**Exercise:**
Keep only the lines where "sich" appears.

**Recorded information:**

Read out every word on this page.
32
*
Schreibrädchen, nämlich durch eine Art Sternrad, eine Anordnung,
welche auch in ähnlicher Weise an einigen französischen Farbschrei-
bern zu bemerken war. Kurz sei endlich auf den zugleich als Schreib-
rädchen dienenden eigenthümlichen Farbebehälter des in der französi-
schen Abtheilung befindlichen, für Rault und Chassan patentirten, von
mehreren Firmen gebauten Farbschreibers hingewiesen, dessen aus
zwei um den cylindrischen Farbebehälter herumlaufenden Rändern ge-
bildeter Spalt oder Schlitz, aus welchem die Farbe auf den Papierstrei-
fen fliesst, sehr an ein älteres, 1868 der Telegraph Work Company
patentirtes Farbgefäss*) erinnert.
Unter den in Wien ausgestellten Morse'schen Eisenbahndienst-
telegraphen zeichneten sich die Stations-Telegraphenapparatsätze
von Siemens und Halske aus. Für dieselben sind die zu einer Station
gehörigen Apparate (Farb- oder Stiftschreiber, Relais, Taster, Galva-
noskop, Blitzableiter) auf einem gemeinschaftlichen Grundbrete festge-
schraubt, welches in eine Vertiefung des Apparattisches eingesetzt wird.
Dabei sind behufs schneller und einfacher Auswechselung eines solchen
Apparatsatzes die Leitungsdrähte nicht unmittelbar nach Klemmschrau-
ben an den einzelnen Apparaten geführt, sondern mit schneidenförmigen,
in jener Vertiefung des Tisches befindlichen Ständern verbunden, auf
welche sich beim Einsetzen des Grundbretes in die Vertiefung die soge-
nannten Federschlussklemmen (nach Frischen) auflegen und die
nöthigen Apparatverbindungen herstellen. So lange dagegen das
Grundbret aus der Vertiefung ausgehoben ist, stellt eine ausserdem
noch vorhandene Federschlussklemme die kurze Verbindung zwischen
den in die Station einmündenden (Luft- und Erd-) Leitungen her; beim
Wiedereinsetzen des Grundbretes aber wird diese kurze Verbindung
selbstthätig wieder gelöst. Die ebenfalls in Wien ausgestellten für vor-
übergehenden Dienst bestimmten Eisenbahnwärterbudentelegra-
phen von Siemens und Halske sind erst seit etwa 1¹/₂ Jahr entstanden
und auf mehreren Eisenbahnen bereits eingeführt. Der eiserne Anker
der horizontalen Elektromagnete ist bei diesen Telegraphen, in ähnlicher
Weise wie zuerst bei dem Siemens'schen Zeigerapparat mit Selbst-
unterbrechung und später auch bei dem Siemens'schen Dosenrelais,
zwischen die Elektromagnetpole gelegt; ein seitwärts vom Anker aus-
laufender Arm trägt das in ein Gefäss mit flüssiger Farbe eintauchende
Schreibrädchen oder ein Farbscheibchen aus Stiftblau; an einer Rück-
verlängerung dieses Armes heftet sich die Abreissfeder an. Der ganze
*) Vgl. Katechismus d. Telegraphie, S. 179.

**Solution for this exercise:**
telegraphen zeichneten sich die Stations-Telegraphenapparatsätze
welche sich beim Einsetzen des Grundbretes in die Vertiefung die soge-
verlängerung dieses Armes heftet sich die Abreissfeder an. Der ganze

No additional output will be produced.